To be done: Take down each entry exactly as written.

Collected data:
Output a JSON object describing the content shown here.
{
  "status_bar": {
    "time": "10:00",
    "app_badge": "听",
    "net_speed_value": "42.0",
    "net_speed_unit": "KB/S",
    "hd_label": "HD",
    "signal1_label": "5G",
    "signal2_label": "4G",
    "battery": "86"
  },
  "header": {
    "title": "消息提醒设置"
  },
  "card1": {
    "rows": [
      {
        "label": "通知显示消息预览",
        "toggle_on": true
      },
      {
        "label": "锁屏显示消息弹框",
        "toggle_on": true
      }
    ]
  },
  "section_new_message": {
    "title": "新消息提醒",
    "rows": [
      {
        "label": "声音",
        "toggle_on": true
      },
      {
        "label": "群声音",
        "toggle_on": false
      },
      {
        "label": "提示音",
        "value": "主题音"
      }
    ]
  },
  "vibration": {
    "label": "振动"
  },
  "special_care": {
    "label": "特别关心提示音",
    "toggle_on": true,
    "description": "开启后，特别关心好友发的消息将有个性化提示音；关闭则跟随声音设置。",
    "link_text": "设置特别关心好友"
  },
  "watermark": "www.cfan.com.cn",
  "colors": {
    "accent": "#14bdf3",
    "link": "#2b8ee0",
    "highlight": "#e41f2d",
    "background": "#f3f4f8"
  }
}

Response to this exercise:
Output a JSON object describing the content shown here.
{
  "status_bar": {
    "time": "10:00",
    "app_badge": "听",
    "net_speed_value": "42.0",
    "net_speed_unit": "KB/S",
    "hd_label": "HD",
    "signal1_label": "5G",
    "signal2_label": "4G",
    "battery": "86"
  },
  "header": {
    "title": "消息提醒设置"
  },
  "card1": {
    "rows": [
      {
        "label": "通知显示消息预览",
        "toggle_on": true
      },
      {
        "label": "锁屏显示消息弹框",
        "toggle_on": true
      }
    ]
  },
  "section_new_message": {
    "title": "新消息提醒",
    "rows": [
      {
        "label": "声音",
        "toggle_on": true
      },
      {
        "label": "群声音",
        "toggle_on": false
      },
      {
        "label": "提示音",
        "value": "主题音"
      }
    ]
  },
  "vibration": {
    "label": "振动"
  },
  "special_care": {
    "label": "特别关心提示音",
    "toggle_on": true,
    "description": "开启后，特别关心好友发的消息将有个性化提示音；关闭则跟随声音设置。",
    "link_text": "设置特别关心好友"
  },
  "watermark": "www.cfan.com.cn",
  "colors": {
    "accent": "#14bdf3",
    "link": "#2b8ee0",
    "highlight": "#e41f2d",
    "background": "#f3f4f8"
  }
}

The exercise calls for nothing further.